» **GOAL**: Reproduce the data in its entirety, exactly as supplied.
........
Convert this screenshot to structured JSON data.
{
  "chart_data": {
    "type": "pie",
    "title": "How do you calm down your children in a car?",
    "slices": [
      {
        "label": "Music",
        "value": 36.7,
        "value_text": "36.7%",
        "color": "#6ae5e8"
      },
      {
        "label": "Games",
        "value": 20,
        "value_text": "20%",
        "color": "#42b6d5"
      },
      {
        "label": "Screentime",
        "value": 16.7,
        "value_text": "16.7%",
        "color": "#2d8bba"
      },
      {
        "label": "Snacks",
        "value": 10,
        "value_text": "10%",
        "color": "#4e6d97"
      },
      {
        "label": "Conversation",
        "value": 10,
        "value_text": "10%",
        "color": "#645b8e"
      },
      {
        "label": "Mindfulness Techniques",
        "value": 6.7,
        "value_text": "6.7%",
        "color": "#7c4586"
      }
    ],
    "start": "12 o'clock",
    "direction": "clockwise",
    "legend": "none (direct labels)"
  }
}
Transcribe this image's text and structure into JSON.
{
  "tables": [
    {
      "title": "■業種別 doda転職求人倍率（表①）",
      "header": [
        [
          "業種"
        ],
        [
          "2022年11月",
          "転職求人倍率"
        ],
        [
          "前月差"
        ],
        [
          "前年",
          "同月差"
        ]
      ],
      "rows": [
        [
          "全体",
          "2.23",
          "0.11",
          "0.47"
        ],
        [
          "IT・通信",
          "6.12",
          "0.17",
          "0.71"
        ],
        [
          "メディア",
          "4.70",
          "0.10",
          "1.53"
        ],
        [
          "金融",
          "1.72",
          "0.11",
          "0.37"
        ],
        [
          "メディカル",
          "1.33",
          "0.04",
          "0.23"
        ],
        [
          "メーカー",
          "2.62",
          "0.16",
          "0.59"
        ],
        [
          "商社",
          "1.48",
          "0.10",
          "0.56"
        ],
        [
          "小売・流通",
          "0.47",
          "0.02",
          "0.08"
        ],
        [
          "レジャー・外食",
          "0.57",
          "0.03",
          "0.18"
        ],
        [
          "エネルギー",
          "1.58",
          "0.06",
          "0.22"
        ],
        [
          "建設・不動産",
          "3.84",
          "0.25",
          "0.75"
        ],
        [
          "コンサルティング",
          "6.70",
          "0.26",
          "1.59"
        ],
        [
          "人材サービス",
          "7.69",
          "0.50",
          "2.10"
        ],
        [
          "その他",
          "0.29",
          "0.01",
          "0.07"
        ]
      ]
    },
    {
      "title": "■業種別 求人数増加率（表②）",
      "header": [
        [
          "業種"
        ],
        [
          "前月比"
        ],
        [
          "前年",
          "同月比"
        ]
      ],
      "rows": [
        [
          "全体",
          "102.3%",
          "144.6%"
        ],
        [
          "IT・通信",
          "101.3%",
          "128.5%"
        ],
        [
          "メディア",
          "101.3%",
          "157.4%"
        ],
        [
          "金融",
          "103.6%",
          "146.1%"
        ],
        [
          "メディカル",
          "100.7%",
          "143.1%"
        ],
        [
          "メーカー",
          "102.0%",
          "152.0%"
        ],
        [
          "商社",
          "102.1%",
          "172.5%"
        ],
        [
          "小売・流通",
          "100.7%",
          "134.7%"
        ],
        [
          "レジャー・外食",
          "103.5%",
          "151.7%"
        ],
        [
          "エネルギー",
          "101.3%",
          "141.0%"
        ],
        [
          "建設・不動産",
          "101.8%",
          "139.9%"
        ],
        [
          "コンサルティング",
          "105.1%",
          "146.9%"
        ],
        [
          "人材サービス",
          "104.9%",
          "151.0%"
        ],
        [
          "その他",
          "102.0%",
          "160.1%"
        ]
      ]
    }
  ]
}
........
» **COMPLETE OUTPUT**:
Convert this screenshot to structured JSON data.
{
  "chart_data": {
    "type": "pie",
    "title": "How do you calm down your children in a car?",
    "slices": [
      {
        "label": "Music",
        "value": 36.7,
        "value_text": "36.7%",
        "color": "#6ae5e8"
      },
      {
        "label": "Games",
        "value": 20,
        "value_text": "20%",
        "color": "#42b6d5"
      },
      {
        "label": "Screentime",
        "value": 16.7,
        "value_text": "16.7%",
        "color": "#2d8bba"
      },
      {
        "label": "Snacks",
        "value": 10,
        "value_text": "10%",
        "color": "#4e6d97"
      },
      {
        "label": "Conversation",
        "value": 10,
        "value_text": "10%",
        "color": "#645b8e"
      },
      {
        "label": "Mindfulness Techniques",
        "value": 6.7,
        "value_text": "6.7%",
        "color": "#7c4586"
      }
    ],
    "start": "12 o'clock",
    "direction": "clockwise",
    "legend": "none (direct labels)"
  }
}
Transcribe this image's text and structure into JSON.
{
  "tables": [
    {
      "title": "■業種別 doda転職求人倍率（表①）",
      "header": [
        [
          "業種"
        ],
        [
          "2022年11月",
          "転職求人倍率"
        ],
        [
          "前月差"
        ],
        [
          "前年",
          "同月差"
        ]
      ],
      "rows": [
        [
          "全体",
          "2.23",
          "0.11",
          "0.47"
        ],
        [
          "IT・通信",
          "6.12",
          "0.17",
          "0.71"
        ],
        [
          "メディア",
          "4.70",
          "0.10",
          "1.53"
        ],
        [
          "金融",
          "1.72",
          "0.11",
          "0.37"
        ],
        [
          "メディカル",
          "1.33",
          "0.04",
          "0.23"
        ],
        [
          "メーカー",
          "2.62",
          "0.16",
          "0.59"
        ],
        [
          "商社",
          "1.48",
          "0.10",
          "0.56"
        ],
        [
          "小売・流通",
          "0.47",
          "0.02",
          "0.08"
        ],
        [
          "レジャー・外食",
          "0.57",
          "0.03",
          "0.18"
        ],
        [
          "エネルギー",
          "1.58",
          "0.06",
          "0.22"
        ],
        [
          "建設・不動産",
          "3.84",
          "0.25",
          "0.75"
        ],
        [
          "コンサルティング",
          "6.70",
          "0.26",
          "1.59"
        ],
        [
          "人材サービス",
          "7.69",
          "0.50",
          "2.10"
        ],
        [
          "その他",
          "0.29",
          "0.01",
          "0.07"
        ]
      ]
    },
    {
      "title": "■業種別 求人数増加率（表②）",
      "header": [
        [
          "業種"
        ],
        [
          "前月比"
        ],
        [
          "前年",
          "同月比"
        ]
      ],
      "rows": [
        [
          "全体",
          "102.3%",
          "144.6%"
        ],
        [
          "IT・通信",
          "101.3%",
          "128.5%"
        ],
        [
          "メディア",
          "101.3%",
          "157.4%"
        ],
        [
          "金融",
          "103.6%",
          "146.1%"
        ],
        [
          "メディカル",
          "100.7%",
          "143.1%"
        ],
        [
          "メーカー",
          "102.0%",
          "152.0%"
        ],
        [
          "商社",
          "102.1%",
          "172.5%"
        ],
        [
          "小売・流通",
          "100.7%",
          "134.7%"
        ],
        [
          "レジャー・外食",
          "103.5%",
          "151.7%"
        ],
        [
          "エネルギー",
          "101.3%",
          "141.0%"
        ],
        [
          "建設・不動産",
          "101.8%",
          "139.9%"
        ],
        [
          "コンサルティング",
          "105.1%",
          "146.9%"
        ],
        [
          "人材サービス",
          "104.9%",
          "151.0%"
        ],
        [
          "その他",
          "102.0%",
          "160.1%"
        ]
      ]
    }
  ]
}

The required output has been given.